• Acciones a realizar
1 - Reproduce sin ningún cambio el texto completo sobre la Ley de Seguridad Ciudadana.
2 - Vuelve a escribir las filas que van desde la que contiene "ap-label: AP bbox=[872, 622, 900, 643]" hasta la que contiene "collision-label-line-1: A和B bbox=[874, 475, 926, 499]", ambas incluidas, y sustituye "bbox" por "caja" sin alterar nada más. Entrega únicamente esas filas.

• Fragmento del texto
########

La escalada autoritaria que se sucede desde hace varios años reafirma que la política represiva es la contraparte necesaria del neoconservadurismo. La inminente aprobación de la nueva “Ley de Seguridad Ciudadana”, en este sentido, debe interpretarse como un capítulo más de esa política. El planteamiento de ese proyecto de ley es claro: proscribir aquellos instrumentos de lucha popular que, virtualmente, se muestran más eficaces. Realizar convocatorias por medios digitales, participar en escarches, insultar a la policía, manifestarse frente a instituciones del estado o filmar las actuaciones policiales, entre otros actos, podrían ser considerados faltas graves o muy graves penalizadas con multas siderales. A partir de ese momento, la discrecionalidad de los poderes estatales quedará reasegurada por ley: una suerte de mordaza ciudadana que amplía la impunidad policial, blinda a las autoridades políticas ante las protestas, abre la puerta a la generalización de detenciones arbitrarias y a las identificaciones masivas y, en definitiva, penaliza a aquellos que manifiestan su disconformidad con respecto a las políticas oficiales.
 
No se trata de ninguna exageración. La gravedad institucional de esta iniciativa legislativa está fuera de duda. Y -lo que no es menos grave- es de temer que los posibles conatos de protesta ciudadana no sean suficientes para detener la deriva antidemocrática que implica. El respaldo inconmovible de una parte del electorado que permitió a la derecha neoconservadora el acceso al gobierno constituye un contrapeso retórico frente a los movimientos disidentes, sumidos en una fragmentación alarmante que es preciso revertir. La política de la fuerza se ampara en la tautología de invocar la fuerza (electoral) para hacer política (reaccionaria). Da lugar a la institucionalización del «estado policial»  (instaurando la excepcionalidad como norma de actuación). Con ello, cortocircuita el discurso dominante que presupone la condición democrática de nuestras sociedades. Ante semejante regresión histórica, los llamados a la conciliación son tan vacíos como indeseables.

########

Filas de elementos y coordenadas

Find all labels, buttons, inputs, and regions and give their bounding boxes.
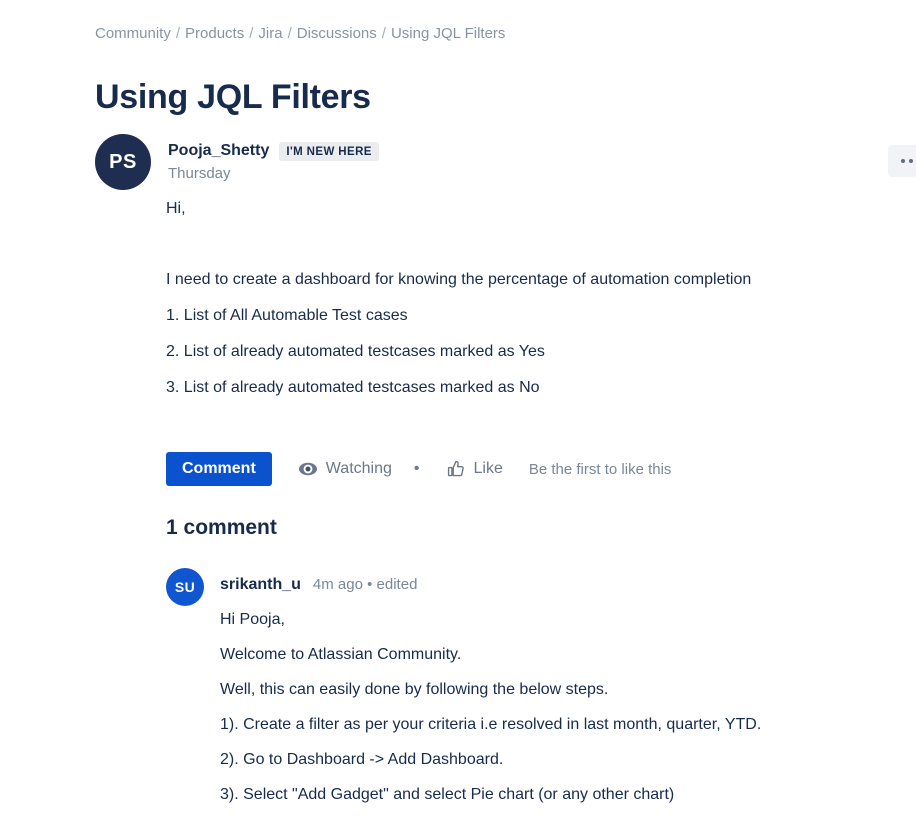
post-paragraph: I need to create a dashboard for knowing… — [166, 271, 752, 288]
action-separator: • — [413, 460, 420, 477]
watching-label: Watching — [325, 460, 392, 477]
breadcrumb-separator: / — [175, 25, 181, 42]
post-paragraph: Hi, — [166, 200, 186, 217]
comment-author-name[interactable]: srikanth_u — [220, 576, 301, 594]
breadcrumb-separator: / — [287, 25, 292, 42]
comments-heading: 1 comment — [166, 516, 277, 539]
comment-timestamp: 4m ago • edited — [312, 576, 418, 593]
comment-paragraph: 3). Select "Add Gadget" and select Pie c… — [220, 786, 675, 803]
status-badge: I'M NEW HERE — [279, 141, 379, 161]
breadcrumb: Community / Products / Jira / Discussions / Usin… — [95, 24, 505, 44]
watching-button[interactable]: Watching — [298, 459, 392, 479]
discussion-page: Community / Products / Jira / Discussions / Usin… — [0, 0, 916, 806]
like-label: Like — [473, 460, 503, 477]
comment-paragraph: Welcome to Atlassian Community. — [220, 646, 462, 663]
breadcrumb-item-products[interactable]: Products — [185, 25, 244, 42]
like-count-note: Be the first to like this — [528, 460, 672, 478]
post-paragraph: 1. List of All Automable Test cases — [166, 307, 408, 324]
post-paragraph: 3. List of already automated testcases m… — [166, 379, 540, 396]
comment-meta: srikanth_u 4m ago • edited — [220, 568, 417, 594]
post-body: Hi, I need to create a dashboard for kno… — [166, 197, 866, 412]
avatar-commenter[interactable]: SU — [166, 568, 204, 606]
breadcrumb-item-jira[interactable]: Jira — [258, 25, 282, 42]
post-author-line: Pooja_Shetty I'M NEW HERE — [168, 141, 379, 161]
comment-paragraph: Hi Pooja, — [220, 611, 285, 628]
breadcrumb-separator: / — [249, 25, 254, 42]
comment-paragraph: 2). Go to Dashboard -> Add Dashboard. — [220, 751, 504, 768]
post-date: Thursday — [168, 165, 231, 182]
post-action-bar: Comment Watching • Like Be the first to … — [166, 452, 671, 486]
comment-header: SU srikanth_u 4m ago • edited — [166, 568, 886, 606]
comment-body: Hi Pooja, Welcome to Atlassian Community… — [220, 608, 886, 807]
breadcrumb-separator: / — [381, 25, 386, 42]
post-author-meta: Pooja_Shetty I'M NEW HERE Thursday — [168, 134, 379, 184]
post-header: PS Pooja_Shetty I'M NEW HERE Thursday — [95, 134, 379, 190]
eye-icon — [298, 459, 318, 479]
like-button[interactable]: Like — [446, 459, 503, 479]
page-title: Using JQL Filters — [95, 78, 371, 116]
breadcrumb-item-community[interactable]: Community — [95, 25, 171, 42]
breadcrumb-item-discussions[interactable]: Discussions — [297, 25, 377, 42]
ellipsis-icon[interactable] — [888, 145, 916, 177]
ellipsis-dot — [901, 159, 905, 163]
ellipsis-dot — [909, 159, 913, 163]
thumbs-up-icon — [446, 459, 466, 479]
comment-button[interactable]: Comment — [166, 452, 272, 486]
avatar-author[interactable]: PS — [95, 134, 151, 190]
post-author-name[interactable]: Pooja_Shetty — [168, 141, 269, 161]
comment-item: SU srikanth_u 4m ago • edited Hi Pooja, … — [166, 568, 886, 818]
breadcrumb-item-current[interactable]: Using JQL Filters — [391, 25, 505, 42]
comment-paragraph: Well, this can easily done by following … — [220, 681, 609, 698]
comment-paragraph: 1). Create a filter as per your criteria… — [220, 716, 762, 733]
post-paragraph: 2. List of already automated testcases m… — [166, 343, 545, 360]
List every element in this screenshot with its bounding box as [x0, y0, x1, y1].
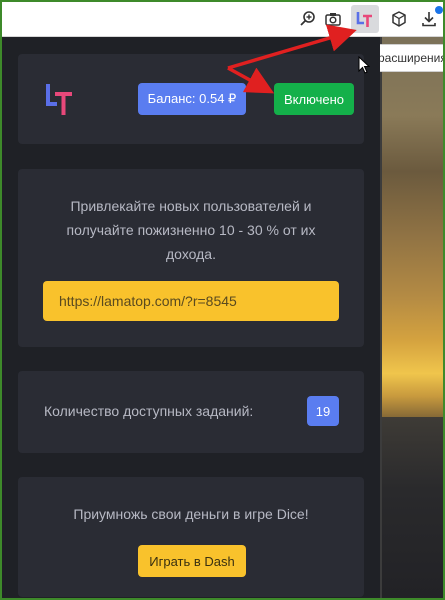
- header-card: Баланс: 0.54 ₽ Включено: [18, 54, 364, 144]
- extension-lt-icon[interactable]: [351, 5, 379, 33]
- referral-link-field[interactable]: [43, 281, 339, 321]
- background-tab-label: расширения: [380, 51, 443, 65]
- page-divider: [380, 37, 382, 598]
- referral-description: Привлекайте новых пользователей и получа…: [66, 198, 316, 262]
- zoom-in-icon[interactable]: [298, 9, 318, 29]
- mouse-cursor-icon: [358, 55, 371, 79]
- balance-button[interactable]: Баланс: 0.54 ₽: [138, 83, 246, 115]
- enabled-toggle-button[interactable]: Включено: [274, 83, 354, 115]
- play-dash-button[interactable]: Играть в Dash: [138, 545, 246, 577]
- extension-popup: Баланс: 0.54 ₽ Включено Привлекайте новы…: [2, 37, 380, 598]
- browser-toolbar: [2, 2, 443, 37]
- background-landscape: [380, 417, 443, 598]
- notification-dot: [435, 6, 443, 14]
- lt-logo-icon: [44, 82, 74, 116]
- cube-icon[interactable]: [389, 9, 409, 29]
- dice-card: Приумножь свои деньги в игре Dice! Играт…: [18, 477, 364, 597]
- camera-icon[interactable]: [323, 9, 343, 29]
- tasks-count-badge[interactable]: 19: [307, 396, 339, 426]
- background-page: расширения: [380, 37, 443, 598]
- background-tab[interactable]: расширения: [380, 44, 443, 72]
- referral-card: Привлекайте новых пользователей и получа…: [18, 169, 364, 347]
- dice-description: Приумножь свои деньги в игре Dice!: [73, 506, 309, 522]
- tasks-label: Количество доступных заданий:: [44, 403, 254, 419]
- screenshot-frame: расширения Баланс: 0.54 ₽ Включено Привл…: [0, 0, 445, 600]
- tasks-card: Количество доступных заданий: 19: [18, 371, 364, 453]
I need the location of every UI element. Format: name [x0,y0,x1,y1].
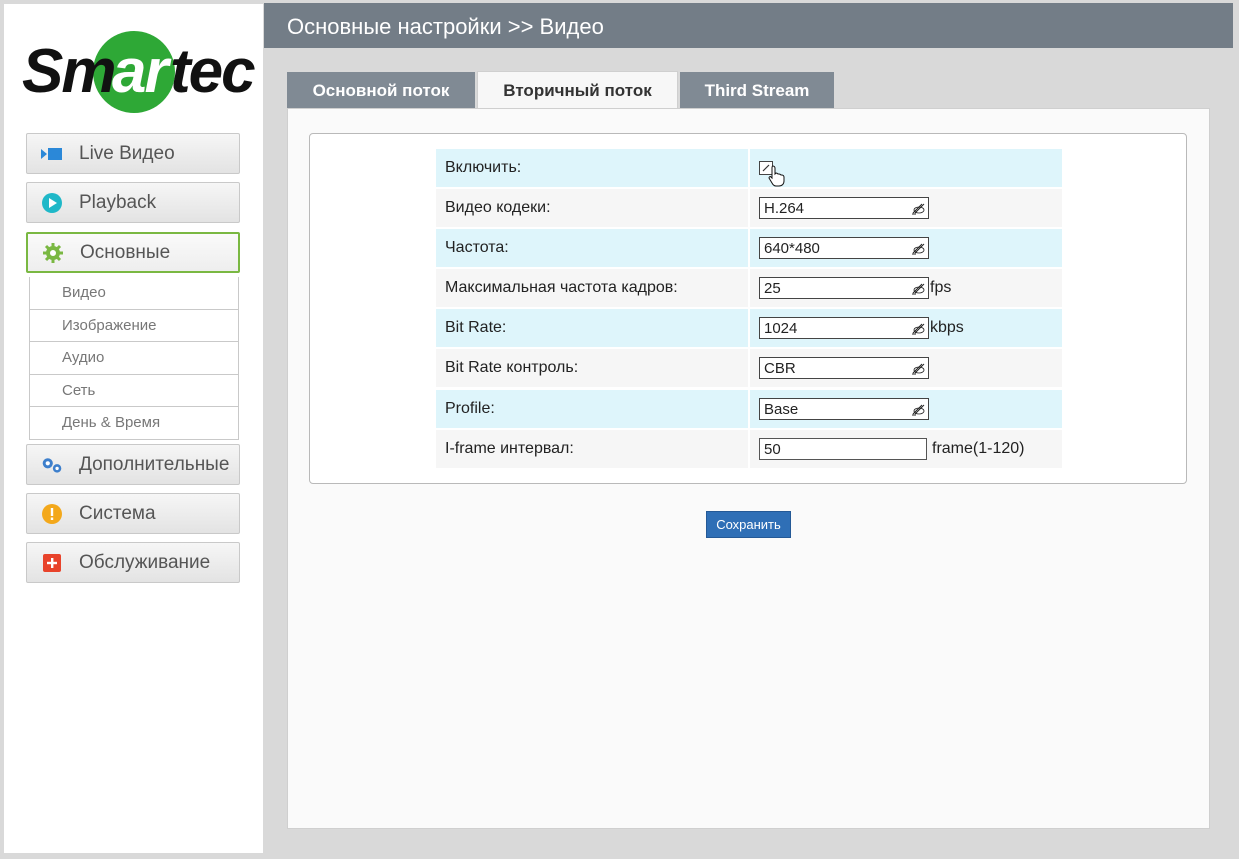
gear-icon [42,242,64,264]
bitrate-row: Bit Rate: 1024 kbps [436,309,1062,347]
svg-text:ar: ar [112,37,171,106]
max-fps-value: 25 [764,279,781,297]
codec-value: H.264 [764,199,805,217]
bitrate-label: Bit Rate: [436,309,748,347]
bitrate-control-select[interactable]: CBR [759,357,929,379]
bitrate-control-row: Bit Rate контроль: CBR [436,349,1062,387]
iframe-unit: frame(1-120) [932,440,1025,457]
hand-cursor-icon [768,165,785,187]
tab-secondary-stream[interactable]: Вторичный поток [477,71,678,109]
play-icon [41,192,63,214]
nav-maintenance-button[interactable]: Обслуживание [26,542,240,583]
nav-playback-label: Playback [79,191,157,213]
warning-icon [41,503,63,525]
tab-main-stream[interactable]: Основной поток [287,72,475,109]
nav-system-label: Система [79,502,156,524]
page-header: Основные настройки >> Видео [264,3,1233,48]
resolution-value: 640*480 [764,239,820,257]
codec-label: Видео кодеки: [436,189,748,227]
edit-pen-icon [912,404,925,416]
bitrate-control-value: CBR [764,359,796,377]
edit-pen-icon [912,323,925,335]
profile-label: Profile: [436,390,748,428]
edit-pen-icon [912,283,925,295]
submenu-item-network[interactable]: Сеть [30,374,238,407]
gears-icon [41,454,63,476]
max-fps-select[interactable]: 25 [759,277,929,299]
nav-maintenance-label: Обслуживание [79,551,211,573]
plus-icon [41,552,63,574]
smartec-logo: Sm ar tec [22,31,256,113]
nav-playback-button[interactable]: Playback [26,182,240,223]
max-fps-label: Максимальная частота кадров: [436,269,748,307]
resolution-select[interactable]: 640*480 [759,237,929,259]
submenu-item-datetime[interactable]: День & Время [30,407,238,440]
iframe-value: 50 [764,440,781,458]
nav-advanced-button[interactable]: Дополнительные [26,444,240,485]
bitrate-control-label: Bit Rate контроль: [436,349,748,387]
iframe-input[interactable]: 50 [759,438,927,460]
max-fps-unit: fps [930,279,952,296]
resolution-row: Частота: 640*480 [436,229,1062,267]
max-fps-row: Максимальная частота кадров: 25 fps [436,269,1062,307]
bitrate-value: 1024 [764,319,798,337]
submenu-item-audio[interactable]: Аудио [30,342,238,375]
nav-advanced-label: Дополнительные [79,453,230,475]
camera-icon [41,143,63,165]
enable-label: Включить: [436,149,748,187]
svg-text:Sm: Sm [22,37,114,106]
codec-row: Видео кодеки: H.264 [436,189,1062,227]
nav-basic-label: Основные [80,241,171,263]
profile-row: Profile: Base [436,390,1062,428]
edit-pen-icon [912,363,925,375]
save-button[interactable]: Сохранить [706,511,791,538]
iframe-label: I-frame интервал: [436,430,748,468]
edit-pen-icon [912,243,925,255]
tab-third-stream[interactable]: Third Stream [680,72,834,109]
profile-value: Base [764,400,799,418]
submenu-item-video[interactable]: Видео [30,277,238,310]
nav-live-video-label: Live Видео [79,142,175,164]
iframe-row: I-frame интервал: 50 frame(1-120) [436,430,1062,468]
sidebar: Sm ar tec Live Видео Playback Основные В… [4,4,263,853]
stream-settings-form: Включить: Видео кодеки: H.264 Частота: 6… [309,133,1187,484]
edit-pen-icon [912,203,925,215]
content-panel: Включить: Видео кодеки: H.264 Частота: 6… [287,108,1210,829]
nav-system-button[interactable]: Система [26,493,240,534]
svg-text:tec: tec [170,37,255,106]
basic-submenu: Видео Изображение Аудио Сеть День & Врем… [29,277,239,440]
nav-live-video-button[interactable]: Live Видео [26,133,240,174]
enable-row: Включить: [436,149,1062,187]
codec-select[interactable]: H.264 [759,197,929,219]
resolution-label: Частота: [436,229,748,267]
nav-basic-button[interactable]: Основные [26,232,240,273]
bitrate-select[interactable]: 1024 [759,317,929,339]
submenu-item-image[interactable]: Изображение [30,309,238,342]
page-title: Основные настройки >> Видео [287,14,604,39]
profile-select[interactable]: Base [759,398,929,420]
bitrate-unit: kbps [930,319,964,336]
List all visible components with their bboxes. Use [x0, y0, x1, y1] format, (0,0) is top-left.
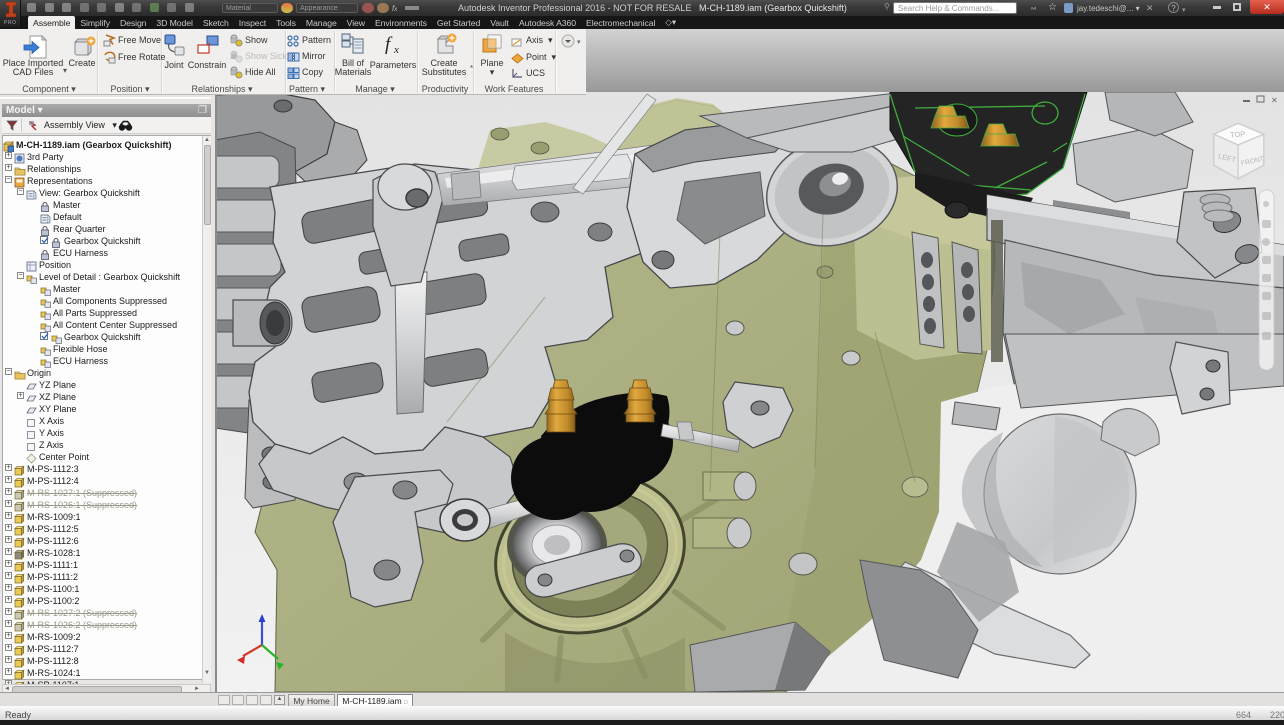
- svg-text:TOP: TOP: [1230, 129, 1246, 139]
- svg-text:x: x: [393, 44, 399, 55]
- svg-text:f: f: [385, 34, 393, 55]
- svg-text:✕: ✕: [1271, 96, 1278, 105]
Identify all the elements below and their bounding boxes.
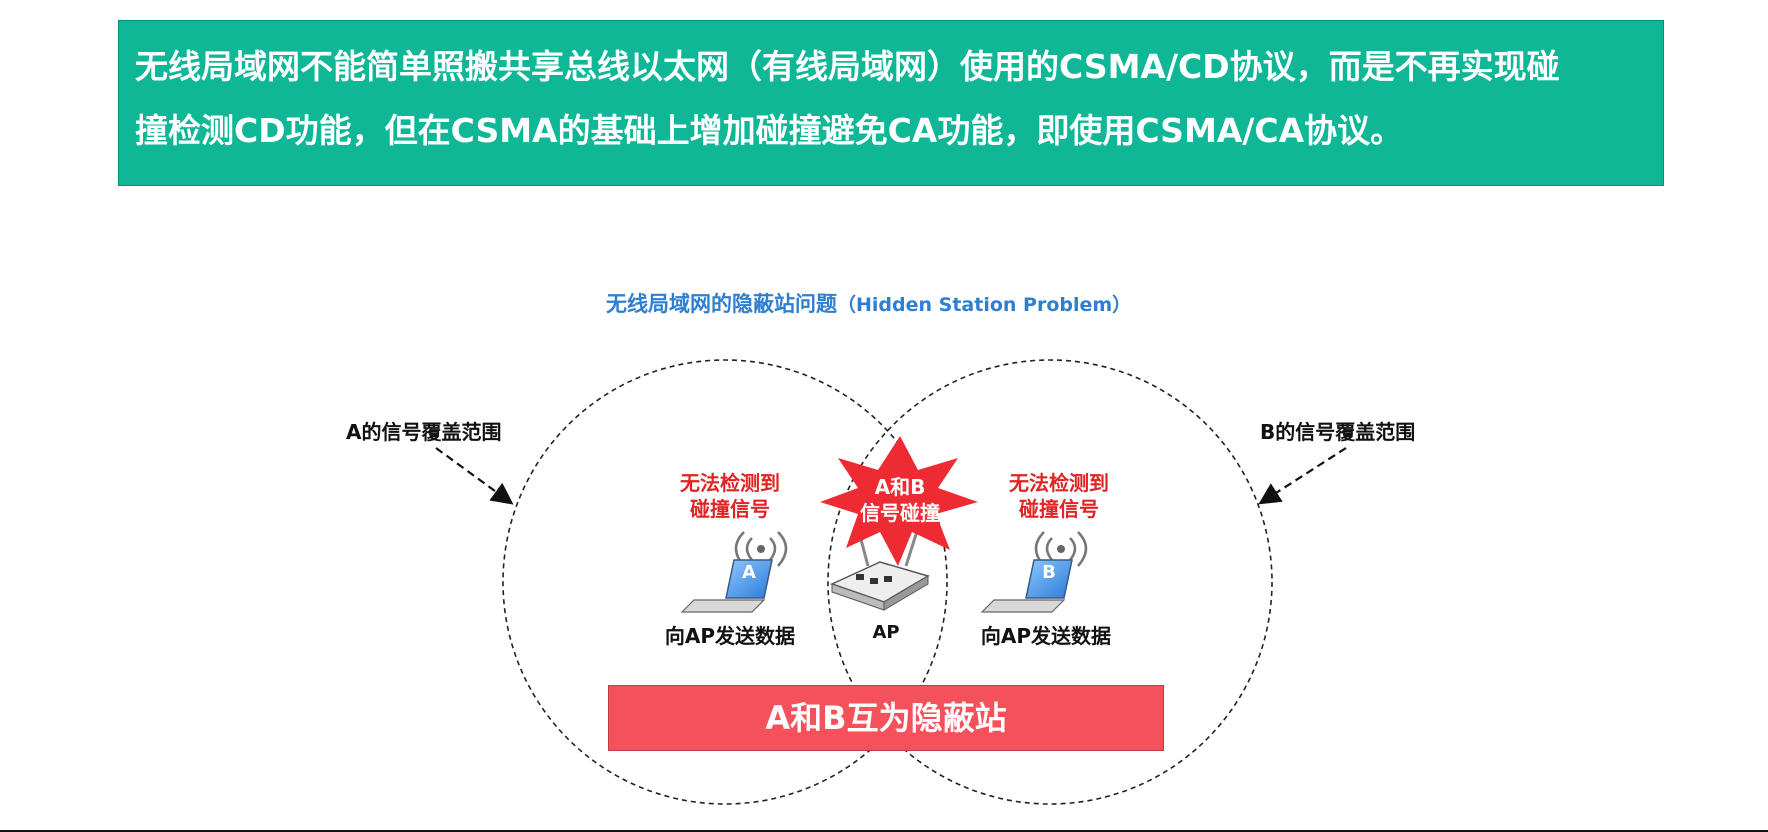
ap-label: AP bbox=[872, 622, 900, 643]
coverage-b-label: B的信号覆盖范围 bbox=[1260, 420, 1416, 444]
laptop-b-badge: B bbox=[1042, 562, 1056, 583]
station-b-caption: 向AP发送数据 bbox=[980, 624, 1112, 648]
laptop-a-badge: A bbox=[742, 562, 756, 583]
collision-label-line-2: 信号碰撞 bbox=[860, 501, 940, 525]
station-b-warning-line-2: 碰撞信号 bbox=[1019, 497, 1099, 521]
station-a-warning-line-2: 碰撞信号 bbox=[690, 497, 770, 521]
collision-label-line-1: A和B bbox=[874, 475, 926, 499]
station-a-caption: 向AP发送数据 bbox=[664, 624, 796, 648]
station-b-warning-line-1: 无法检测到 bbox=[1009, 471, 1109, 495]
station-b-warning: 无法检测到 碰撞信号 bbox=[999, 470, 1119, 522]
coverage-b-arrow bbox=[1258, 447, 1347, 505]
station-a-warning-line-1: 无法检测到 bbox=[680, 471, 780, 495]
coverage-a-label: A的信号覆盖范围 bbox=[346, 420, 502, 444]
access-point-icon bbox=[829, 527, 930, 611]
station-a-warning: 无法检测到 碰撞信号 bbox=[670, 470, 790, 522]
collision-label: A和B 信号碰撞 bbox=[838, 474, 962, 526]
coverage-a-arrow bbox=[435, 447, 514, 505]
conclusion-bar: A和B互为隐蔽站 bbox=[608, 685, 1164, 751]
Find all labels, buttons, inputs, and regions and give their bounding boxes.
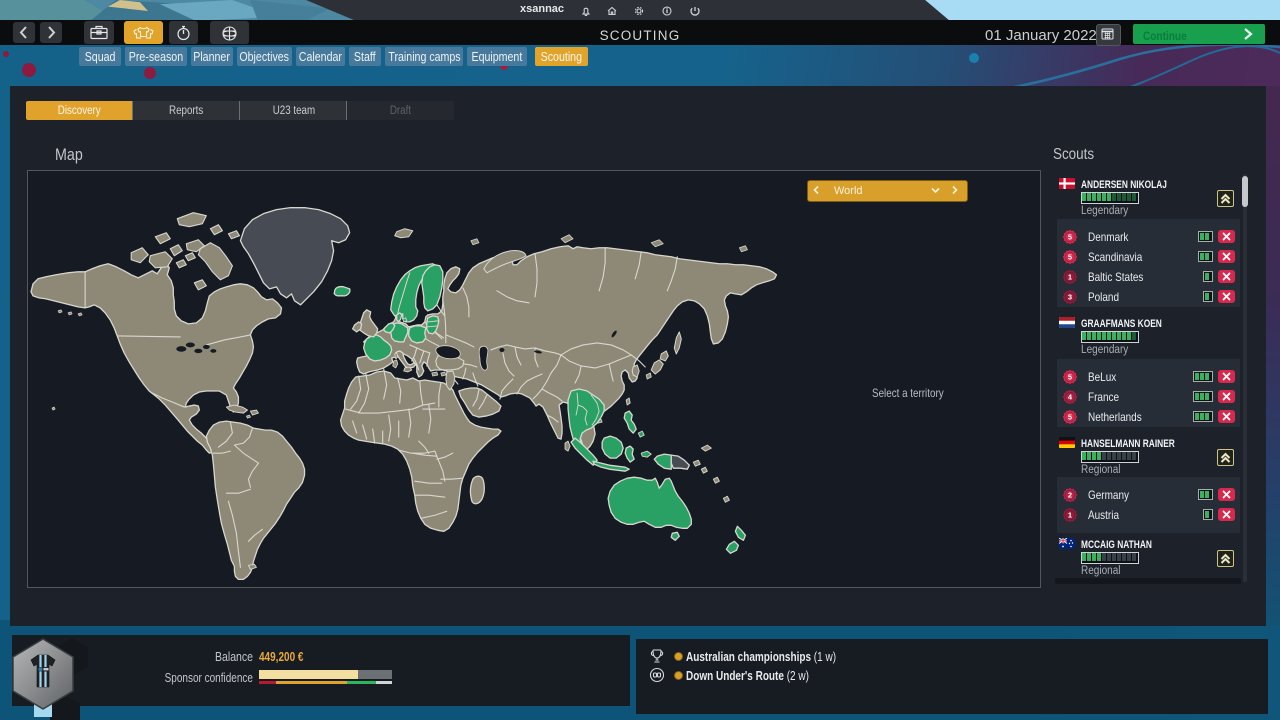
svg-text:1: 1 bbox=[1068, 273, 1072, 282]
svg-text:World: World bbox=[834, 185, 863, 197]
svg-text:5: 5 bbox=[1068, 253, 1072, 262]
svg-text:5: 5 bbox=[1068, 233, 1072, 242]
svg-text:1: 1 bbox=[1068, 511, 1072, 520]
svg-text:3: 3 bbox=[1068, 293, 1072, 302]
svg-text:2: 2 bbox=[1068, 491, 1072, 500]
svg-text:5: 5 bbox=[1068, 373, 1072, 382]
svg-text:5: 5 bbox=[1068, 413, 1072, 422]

########

• Respuestas a tareas
1 -
La escalada autoritaria que se sucede desde hace varios años reafirma que la política represiva es la contraparte necesaria del neoconservadurismo. La inminente aprobación de la nueva “Ley de Seguridad Ciudadana”, en este sentido, debe interpretarse como un capítulo más de esa política. El planteamiento de ese proyecto de ley es claro: proscribir aquellos instrumentos de lucha popular que, virtualmente, se muestran más eficaces. Realizar convocatorias por medios digitales, participar en escarches, insultar a la policía, manifestarse frente a instituciones del estado o filmar las actuaciones policiales, entre otros actos, podrían ser considerados faltas graves o muy graves penalizadas con multas siderales. A partir de ese momento, la discrecionalidad de los poderes estatales quedará reasegurada por ley: una suerte de mordaza ciudadana que amplía la impunidad policial, blinda a las autoridades políticas ante las protestas, abre la puerta a la generalización de detenciones arbitrarias y a las identificaciones masivas y, en definitiva, penaliza a aquellos que manifiestan su disconformidad con respecto a las políticas oficiales.
 
No se trata de ninguna exageración. La gravedad institucional de esta iniciativa legislativa está fuera de duda. Y -lo que no es menos grave- es de temer que los posibles conatos de protesta ciudadana no sean suficientes para detener la deriva antidemocrática que implica. El respaldo inconmovible de una parte del electorado que permitió a la derecha neoconservadora el acceso al gobierno constituye un contrapeso retórico frente a los movimientos disidentes, sumidos en una fragmentación alarmante que es preciso revertir. La política de la fuerza se ampara en la tautología de invocar la fuerza (electoral) para hacer política (reaccionaria). Da lugar a la institucionalización del «estado policial»  (instaurando la excepcionalidad como norma de actuación). Con ello, cortocircuita el discurso dominante que presupone la condición democrática de nuestras sociedades. Ante semejante regresión histórica, los llamados a la conciliación son tan vacíos como indeseables.

2 -
ap-label: AP caja=[872, 622, 900, 643]
coverage-b-label: B的信号覆盖范围 caja=[1260, 420, 1416, 444]
laptop-b-badge: B caja=[1042, 562, 1056, 583]
station-b-caption: 向AP发送数据 caja=[980, 624, 1112, 648]
laptop-a-badge: A caja=[742, 562, 756, 583]
collision-label-line-2: 信号碰撞 caja=[860, 501, 940, 525]
station-b-warning-line-2: 碰撞信号 caja=[1019, 497, 1099, 521]
station-a-warning-line-2: 碰撞信号 caja=[690, 497, 770, 521]
collision-label-line-1: A和B caja=[874, 475, 926, 499]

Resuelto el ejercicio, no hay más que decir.